Try to consider rare colors, because you do not want to be stuck with a palette that is not capable of drawing something you need. Think of the colors required to draw snow (white alone will not make very good snow!), or sand (yellow does not work for sand!) for example. Do not waste palette space with useless colors just to fill up the palette; if you have thought of all the colors you need, dedicate another row to more shades of a useful color; example: I use many shades of blue, so I would want to make the first row consist of dark blue to blue, then the second row blue to bright blue. A note you might want to take in order to have a palette filled with distinguishable colors is that the normal intensities of a color are often less easily differentiated by the eye then the lighter and darker shades of a hue; this means that you may want to have more bright and dark shades of a particular hue than you have mid-ranged shades. An adequate example of a hue/intensity based palette structure is the one I use for DA2 (9,1). However, do not make the same mistake of having 32 similar shades of black and white, as this palette does!



Here're the example tiles, chico


Now that you have your palette, we can get to the fun stuff. But first, a quick note on structure. You will be drawing tiles (most likely 16x16,32x32, or 64x64 in dimension). These are essentially little square bitmaps that you can draw your sprites or tiles in. To keep these tiles separated, you will need borders, which are hollow boxes two larger in dimension than your actual tile size (so a 32x32 tile would be surrounded by a 34x34 border). Your border must be easily distinguished from the rest of your tile, hence you should choose a color not often used (a wussy color like pink :-) ) for the border. That said, there is a fairly simple concept that can turn your piece-of-crap-artwork into something beautiful: shading. Shading is the representation of how light affects an objects appearance; basically, it shows how your object reflects and obstructs rays of light. If you want to see an unshaded object, look at the flat apple (2,9). Not very flattering, eh? Its shaded counterpart (3,9), on the other hand, while not perfect (hey, I'm not THAT good!) probably looks better to most people. First, since we are dealing with 2D art and your lighting will most likely not be real time, you must choose a fixed "source of light" from which you can calculate how your objects are shaded (this light source will be referred to as a "hotspot").

I generally use somewhere around the upper right corner for my hot spot; you may also use the same, I will not sue : ) . Also note that my hotspot is located "in front" of the object (this is important not only because you want the visible part (front face) of the object to receive the most light, but it will cast shadows more towards the back, so that the shadows do not fall off the sides of the tile). Parts of your objects that receive the most light from your hotspot will be shaded by lighter colors of your chosen hue, while parts of your object that receive little light will be shaded darkly. Parts where your object completely obstructs the light will be represented by a shadow. This sounds like an incredibly difficult concept, but it really is not; furthermore, your shading does not have to flawlessly follow the physical laws of light; no body will nit-pick (except for me :^) ) if your shading is a bit off.

Material supplied -
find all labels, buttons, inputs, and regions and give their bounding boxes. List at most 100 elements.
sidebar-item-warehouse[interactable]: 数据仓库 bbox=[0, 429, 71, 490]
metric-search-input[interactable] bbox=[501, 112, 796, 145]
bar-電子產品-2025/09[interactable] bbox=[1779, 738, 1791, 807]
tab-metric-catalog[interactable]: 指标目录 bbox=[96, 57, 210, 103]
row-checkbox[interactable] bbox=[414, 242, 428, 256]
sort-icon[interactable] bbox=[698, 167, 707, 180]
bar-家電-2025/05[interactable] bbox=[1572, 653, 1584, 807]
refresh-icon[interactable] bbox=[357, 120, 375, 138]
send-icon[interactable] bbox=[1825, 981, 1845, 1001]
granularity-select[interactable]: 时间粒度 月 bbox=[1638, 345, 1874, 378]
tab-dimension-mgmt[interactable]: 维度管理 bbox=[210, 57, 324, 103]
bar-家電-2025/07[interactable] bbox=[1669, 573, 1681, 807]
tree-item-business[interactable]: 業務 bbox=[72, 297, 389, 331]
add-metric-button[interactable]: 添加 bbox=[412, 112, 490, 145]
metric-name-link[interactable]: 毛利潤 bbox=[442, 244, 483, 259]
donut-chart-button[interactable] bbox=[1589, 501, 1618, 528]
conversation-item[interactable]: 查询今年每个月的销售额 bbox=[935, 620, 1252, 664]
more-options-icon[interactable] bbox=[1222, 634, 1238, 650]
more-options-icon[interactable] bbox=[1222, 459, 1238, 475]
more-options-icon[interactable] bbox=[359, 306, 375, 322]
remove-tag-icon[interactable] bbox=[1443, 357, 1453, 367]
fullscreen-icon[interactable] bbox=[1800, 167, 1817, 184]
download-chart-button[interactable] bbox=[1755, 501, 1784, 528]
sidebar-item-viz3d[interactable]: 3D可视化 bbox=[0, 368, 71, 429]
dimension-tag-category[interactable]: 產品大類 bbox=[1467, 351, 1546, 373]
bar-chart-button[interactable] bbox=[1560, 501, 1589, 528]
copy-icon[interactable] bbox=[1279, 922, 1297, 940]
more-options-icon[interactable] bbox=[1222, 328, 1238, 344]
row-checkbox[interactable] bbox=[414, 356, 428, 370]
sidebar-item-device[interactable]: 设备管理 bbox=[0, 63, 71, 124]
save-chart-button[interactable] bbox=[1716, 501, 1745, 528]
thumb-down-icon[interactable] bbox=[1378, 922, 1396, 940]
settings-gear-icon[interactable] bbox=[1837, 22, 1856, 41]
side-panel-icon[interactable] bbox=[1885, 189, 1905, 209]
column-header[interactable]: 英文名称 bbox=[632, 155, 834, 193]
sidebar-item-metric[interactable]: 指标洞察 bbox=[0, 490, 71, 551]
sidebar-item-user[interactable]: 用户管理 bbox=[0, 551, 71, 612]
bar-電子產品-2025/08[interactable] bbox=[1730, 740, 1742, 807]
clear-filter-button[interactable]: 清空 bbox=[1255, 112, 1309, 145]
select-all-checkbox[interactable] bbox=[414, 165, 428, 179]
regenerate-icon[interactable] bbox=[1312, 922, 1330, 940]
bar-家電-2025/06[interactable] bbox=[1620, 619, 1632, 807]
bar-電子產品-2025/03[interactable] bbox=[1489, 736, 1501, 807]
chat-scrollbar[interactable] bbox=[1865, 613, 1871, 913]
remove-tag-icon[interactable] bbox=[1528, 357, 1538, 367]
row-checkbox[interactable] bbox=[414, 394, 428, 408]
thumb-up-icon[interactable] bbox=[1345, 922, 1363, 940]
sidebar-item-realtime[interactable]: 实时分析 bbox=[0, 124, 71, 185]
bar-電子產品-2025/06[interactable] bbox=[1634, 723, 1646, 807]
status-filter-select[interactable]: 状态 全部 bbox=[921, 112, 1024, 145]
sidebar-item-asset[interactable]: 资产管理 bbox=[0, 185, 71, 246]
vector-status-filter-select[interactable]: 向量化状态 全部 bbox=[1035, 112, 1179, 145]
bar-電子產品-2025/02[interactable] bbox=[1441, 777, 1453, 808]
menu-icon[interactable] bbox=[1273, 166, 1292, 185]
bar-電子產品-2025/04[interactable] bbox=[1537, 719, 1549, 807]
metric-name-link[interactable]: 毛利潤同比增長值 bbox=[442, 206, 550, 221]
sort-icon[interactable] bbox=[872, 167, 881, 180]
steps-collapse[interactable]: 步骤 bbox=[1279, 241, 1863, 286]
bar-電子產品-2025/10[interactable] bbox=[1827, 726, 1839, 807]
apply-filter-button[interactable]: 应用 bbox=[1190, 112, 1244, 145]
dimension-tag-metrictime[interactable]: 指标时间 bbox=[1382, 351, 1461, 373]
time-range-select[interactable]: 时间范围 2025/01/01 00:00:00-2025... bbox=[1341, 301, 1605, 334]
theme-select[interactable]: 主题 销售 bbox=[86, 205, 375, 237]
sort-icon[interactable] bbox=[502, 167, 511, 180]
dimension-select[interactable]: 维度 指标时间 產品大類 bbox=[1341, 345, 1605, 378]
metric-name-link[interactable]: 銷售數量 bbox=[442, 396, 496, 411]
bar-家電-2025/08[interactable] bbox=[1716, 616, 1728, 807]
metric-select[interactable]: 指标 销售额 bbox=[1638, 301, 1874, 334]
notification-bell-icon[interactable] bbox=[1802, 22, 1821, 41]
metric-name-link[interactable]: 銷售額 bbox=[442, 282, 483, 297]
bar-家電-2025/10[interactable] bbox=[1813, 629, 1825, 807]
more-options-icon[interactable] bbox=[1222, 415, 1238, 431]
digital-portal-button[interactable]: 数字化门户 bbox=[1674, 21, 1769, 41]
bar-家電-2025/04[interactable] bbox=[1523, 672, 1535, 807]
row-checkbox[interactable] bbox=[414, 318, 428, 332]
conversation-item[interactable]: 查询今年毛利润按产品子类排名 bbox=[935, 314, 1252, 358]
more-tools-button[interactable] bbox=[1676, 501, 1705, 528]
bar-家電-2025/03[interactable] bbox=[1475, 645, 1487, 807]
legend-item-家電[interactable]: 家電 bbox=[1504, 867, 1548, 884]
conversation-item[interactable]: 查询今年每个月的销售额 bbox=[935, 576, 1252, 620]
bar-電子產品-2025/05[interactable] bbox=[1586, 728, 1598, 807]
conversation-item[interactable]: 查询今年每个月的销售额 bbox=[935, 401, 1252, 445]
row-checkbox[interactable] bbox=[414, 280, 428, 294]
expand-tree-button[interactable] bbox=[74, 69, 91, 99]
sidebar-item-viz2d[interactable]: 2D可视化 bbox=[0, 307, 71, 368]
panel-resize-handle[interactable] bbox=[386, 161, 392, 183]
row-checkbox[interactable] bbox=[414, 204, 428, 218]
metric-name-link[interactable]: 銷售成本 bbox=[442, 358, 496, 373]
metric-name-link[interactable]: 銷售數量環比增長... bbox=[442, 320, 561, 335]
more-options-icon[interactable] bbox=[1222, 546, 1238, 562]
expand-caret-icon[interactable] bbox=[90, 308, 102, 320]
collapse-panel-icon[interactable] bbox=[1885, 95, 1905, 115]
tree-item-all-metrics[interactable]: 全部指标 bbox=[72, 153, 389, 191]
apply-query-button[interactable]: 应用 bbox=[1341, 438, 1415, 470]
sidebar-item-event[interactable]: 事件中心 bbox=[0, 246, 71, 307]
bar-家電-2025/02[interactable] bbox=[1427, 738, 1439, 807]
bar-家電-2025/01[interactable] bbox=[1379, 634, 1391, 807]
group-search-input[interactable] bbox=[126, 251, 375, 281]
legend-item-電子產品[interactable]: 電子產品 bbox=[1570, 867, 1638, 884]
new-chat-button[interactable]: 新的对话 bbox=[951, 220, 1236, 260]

Short exercise A - Summarize the tutorial on pixel-art palettes and shading in two sentences.
Short exercise B - According to the tutorial on pixel-art palettes and shading, what size of border should surround a 32x32 tile?
Short exercise C - Proceed with the tutorial on pixel-art palettes and shading, continuing it from where it stops.

Expected answer A - The tutorial advises building a palette that includes rarely needed colors, wastes no space on useless ones, and holds more bright and dark shades of a hue than mid-range shades, since those are easier for the eye to tell apart. It then explains that tiles are kept apart by hollow borders two larger in dimension than the tile, drawn in a seldom-used color, and that shading, worked out from a fixed light source called a hotspot, shows how an object reflects and obstructs light.

Expected answer B - A 34x34 border.

Expected answer C -
The first type of shading you will learn is called phong shading; it is simply how a normal, smooth surface is shaded. I usually start by shading the darkest regions of the object first, but you may start with the lightest regions (if you start with the mid sections, you are a freak). A sphere (1,1)-(4,1) is one of the simplest models to shade, so we will use it to start with. First you must draw the basic sillhouete of a sphere: a circle; the color you choose to draw the base circle for does not matter, because you will be shading over it with another color. Find the darkest regions, or lightest spots, if you prefer, and shade them. Then continue onwards by drawing a series of successively brighter/darker crescents, or curved regions, until you have a have a fully shaded sphere; each shaded region should surround the next. Finally you will want to draw the shadow, which is fairly simple. The side of your object that recieves the least light will cast a shadow in its respective direction. Just imagine where on the ground the imaginary rays of light cast by your hotspot cannot strike, the areas where light is blocked by the object.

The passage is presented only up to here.